# Extracted data entries

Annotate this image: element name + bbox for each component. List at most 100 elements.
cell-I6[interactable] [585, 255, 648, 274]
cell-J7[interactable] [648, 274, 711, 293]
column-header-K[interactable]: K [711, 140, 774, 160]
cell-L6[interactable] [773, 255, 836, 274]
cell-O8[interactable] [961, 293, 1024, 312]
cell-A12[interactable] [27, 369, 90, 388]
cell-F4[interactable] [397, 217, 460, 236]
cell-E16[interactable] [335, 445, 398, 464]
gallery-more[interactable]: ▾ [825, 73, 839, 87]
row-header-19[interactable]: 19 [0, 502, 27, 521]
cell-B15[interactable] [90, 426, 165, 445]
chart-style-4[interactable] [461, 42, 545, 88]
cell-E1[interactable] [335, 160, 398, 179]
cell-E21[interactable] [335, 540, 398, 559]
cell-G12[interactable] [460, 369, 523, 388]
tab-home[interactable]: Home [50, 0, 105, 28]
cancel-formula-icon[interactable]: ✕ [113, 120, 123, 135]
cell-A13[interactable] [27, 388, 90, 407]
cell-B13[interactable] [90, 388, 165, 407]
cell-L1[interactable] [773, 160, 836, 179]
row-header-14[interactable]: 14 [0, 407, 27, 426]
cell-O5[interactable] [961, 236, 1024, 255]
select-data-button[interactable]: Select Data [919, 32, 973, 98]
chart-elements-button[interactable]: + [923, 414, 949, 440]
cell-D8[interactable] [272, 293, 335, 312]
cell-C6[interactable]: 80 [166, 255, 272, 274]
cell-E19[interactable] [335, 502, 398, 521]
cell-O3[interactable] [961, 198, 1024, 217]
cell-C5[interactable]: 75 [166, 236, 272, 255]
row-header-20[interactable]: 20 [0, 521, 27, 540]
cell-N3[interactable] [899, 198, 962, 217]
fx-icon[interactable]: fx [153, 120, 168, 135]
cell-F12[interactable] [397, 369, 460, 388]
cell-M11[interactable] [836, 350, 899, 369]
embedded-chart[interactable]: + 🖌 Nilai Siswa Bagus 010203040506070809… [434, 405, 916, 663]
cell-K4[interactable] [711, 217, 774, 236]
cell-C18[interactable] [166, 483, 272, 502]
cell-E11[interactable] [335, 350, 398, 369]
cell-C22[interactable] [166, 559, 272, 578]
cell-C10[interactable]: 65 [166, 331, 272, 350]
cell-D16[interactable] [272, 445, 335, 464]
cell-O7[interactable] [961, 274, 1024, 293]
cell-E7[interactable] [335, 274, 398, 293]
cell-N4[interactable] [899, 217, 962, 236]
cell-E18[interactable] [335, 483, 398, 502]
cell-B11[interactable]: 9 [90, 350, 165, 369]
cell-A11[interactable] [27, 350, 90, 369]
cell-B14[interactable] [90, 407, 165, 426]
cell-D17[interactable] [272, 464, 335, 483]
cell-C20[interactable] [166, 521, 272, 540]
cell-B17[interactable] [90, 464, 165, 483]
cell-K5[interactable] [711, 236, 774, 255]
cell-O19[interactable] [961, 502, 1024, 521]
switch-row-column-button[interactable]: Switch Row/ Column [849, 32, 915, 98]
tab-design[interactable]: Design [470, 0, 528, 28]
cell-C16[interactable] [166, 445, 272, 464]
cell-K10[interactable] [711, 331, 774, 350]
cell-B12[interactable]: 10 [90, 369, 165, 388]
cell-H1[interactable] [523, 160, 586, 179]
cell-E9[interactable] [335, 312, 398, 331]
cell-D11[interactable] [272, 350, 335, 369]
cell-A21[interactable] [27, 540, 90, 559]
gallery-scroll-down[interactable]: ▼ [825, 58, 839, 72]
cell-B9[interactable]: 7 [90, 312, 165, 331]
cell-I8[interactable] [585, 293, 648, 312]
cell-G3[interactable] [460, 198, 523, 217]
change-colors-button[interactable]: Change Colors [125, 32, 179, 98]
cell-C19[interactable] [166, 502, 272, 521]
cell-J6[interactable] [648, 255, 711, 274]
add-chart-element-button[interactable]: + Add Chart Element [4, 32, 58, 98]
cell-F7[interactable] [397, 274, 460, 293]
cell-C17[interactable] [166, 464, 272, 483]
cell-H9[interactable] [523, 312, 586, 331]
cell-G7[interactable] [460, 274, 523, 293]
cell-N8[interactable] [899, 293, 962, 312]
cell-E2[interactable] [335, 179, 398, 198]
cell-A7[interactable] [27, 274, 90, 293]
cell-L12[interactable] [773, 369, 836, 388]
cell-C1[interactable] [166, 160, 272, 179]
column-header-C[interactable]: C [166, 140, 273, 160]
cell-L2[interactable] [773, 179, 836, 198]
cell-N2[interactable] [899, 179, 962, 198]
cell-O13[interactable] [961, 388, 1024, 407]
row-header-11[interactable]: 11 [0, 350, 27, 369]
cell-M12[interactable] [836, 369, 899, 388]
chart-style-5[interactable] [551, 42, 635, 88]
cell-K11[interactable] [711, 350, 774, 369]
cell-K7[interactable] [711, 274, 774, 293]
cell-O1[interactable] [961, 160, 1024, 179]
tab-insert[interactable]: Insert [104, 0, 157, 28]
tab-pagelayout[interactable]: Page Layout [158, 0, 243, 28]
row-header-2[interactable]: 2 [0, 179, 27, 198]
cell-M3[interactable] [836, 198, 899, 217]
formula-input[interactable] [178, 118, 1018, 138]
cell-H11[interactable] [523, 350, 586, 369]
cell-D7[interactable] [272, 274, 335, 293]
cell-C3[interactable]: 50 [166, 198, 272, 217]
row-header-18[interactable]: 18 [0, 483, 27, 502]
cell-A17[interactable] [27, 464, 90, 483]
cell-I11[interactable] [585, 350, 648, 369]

# Aim of the exercise
Render every line of the items above as a numbered list, omitting any blank lines.

# Answer to this problem
1. Annotate this image: element name + bbox for each component. List at most 100 elements.
2. cell-I6[interactable] [585, 255, 648, 274]
3. cell-J7[interactable] [648, 274, 711, 293]
4. column-header-K[interactable]: K [711, 140, 774, 160]
5. cell-L6[interactable] [773, 255, 836, 274]
6. cell-O8[interactable] [961, 293, 1024, 312]
7. cell-A12[interactable] [27, 369, 90, 388]
8. cell-F4[interactable] [397, 217, 460, 236]
9. cell-E16[interactable] [335, 445, 398, 464]
10. gallery-more[interactable]: ▾ [825, 73, 839, 87]
11. row-header-19[interactable]: 19 [0, 502, 27, 521]
12. cell-B15[interactable] [90, 426, 165, 445]
13. chart-style-4[interactable] [461, 42, 545, 88]
14. cell-E1[interactable] [335, 160, 398, 179]
15. cell-E21[interactable] [335, 540, 398, 559]
16. cell-G12[interactable] [460, 369, 523, 388]
17. tab-home[interactable]: Home [50, 0, 105, 28]
18. cancel-formula-icon[interactable]: ✕ [113, 120, 123, 135]
19. cell-A13[interactable] [27, 388, 90, 407]
20. cell-B13[interactable] [90, 388, 165, 407]
21. cell-L1[interactable] [773, 160, 836, 179]
22. row-header-14[interactable]: 14 [0, 407, 27, 426]
23. cell-O5[interactable] [961, 236, 1024, 255]
24. select-data-button[interactable]: Select Data [919, 32, 973, 98]
25. chart-elements-button[interactable]: + [923, 414, 949, 440]
26. cell-D8[interactable] [272, 293, 335, 312]
27. cell-C6[interactable]: 80 [166, 255, 272, 274]
28. cell-E19[interactable] [335, 502, 398, 521]
29. cell-O3[interactable] [961, 198, 1024, 217]
30. cell-C5[interactable]: 75 [166, 236, 272, 255]
31. row-header-20[interactable]: 20 [0, 521, 27, 540]
32. cell-N3[interactable] [899, 198, 962, 217]
33. fx-icon[interactable]: fx [153, 120, 168, 135]
34. cell-F12[interactable] [397, 369, 460, 388]
35. cell-M11[interactable] [836, 350, 899, 369]
36. embedded-chart[interactable]: + 🖌 Nilai Siswa Bagus 010203040506070809… [434, 405, 916, 663]
37. cell-K4[interactable] [711, 217, 774, 236]
38. cell-C18[interactable] [166, 483, 272, 502]
39. cell-E11[interactable] [335, 350, 398, 369]
40. cell-C22[interactable] [166, 559, 272, 578]
41. cell-C10[interactable]: 65 [166, 331, 272, 350]
42. cell-D16[interactable] [272, 445, 335, 464]
43. cell-O7[interactable] [961, 274, 1024, 293]
44. cell-E7[interactable] [335, 274, 398, 293]
45. cell-N4[interactable] [899, 217, 962, 236]
46. cell-E18[interactable] [335, 483, 398, 502]
47. cell-B11[interactable]: 9 [90, 350, 165, 369]
48. cell-A11[interactable] [27, 350, 90, 369]
49. cell-B14[interactable] [90, 407, 165, 426]
50. cell-D17[interactable] [272, 464, 335, 483]
51. cell-C20[interactable] [166, 521, 272, 540]
52. cell-B17[interactable] [90, 464, 165, 483]
53. cell-K5[interactable] [711, 236, 774, 255]
54. cell-O19[interactable] [961, 502, 1024, 521]
55. switch-row-column-button[interactable]: Switch Row/ Column [849, 32, 915, 98]
56. tab-design[interactable]: Design [470, 0, 528, 28]
57. cell-C16[interactable] [166, 445, 272, 464]
58. cell-K10[interactable] [711, 331, 774, 350]
59. cell-B12[interactable]: 10 [90, 369, 165, 388]
60. cell-H1[interactable] [523, 160, 586, 179]
61. cell-E9[interactable] [335, 312, 398, 331]
62. cell-D11[interactable] [272, 350, 335, 369]
63. cell-A21[interactable] [27, 540, 90, 559]
64. gallery-scroll-down[interactable]: ▼ [825, 58, 839, 72]
65. cell-B9[interactable]: 7 [90, 312, 165, 331]
66. cell-I8[interactable] [585, 293, 648, 312]
67. cell-G3[interactable] [460, 198, 523, 217]
68. change-colors-button[interactable]: Change Colors [125, 32, 179, 98]
69. cell-C19[interactable] [166, 502, 272, 521]
70. cell-J6[interactable] [648, 255, 711, 274]
71. add-chart-element-button[interactable]: + Add Chart Element [4, 32, 58, 98]
72. cell-F7[interactable] [397, 274, 460, 293]
73. cell-C17[interactable] [166, 464, 272, 483]
74. cell-H9[interactable] [523, 312, 586, 331]
75. cell-G7[interactable] [460, 274, 523, 293]
76. cell-N8[interactable] [899, 293, 962, 312]
77. cell-E2[interactable] [335, 179, 398, 198]
78. cell-A7[interactable] [27, 274, 90, 293]
79. cell-L12[interactable] [773, 369, 836, 388]
80. cell-C1[interactable] [166, 160, 272, 179]
81. column-header-C[interactable]: C [166, 140, 273, 160]
82. cell-L2[interactable] [773, 179, 836, 198]
83. cell-N2[interactable] [899, 179, 962, 198]
84. cell-O13[interactable] [961, 388, 1024, 407]
85. row-header-11[interactable]: 11 [0, 350, 27, 369]
86. cell-M12[interactable] [836, 369, 899, 388]
87. chart-style-5[interactable] [551, 42, 635, 88]
88. cell-K11[interactable] [711, 350, 774, 369]
89. cell-K7[interactable] [711, 274, 774, 293]
90. cell-O1[interactable] [961, 160, 1024, 179]
91. tab-insert[interactable]: Insert [104, 0, 157, 28]
92. tab-pagelayout[interactable]: Page Layout [158, 0, 243, 28]
93. row-header-2[interactable]: 2 [0, 179, 27, 198]
94. cell-M3[interactable] [836, 198, 899, 217]
95. formula-input[interactable] [178, 118, 1018, 138]
96. cell-H11[interactable] [523, 350, 586, 369]
97. cell-D7[interactable] [272, 274, 335, 293]
98. cell-C3[interactable]: 50 [166, 198, 272, 217]
99. row-header-18[interactable]: 18 [0, 483, 27, 502]
100. cell-A17[interactable] [27, 464, 90, 483]
101. cell-I11[interactable] [585, 350, 648, 369]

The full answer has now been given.